-------- EXERCISE MATERIALS
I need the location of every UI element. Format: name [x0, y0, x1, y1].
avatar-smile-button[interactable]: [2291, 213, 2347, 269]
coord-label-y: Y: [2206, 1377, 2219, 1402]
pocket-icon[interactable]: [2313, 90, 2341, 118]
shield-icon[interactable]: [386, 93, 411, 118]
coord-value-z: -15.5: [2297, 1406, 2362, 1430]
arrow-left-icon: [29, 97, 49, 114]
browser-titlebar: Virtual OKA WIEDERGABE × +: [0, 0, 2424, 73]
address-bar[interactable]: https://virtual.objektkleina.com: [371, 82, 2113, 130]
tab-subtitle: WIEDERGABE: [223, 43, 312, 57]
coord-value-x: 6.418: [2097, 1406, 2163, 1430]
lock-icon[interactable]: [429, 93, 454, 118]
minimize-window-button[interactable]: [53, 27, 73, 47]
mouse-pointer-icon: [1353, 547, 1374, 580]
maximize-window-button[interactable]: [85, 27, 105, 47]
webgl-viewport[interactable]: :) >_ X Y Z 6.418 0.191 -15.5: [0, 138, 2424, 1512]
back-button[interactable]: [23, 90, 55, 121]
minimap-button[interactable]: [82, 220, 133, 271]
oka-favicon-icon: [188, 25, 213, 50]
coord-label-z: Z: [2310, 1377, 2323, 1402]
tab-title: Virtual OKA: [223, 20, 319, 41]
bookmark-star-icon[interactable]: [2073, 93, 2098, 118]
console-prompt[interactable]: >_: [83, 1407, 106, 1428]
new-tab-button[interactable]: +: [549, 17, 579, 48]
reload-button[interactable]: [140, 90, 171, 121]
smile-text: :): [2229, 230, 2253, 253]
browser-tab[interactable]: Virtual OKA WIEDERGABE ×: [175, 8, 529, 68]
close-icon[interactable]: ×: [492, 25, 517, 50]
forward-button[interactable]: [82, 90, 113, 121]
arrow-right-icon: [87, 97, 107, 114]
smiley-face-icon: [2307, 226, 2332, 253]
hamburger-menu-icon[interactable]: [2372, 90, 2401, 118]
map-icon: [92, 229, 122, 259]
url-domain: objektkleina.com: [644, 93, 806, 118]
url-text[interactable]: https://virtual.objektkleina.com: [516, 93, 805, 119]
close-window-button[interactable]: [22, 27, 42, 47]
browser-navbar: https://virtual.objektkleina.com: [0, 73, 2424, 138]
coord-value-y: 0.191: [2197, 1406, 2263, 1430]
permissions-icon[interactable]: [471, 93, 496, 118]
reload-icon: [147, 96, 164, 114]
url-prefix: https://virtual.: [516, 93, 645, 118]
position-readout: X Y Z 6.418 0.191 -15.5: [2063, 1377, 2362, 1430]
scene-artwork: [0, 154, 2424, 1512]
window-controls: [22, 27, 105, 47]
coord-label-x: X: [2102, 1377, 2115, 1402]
----------------
__THE EXERCISE__: Copy the entries above word for word, starting at the first line and ending with the line that contains "coord-value-z: -15.5: [2297, 1406, 2362, 1430]".

__FINAL RESULT__:
I need the location of every UI element. Format: name [x0, y0, x1, y1].
avatar-smile-button[interactable]: [2291, 213, 2347, 269]
coord-label-y: Y: [2206, 1377, 2219, 1402]
pocket-icon[interactable]: [2313, 90, 2341, 118]
shield-icon[interactable]: [386, 93, 411, 118]
coord-value-z: -15.5: [2297, 1406, 2362, 1430]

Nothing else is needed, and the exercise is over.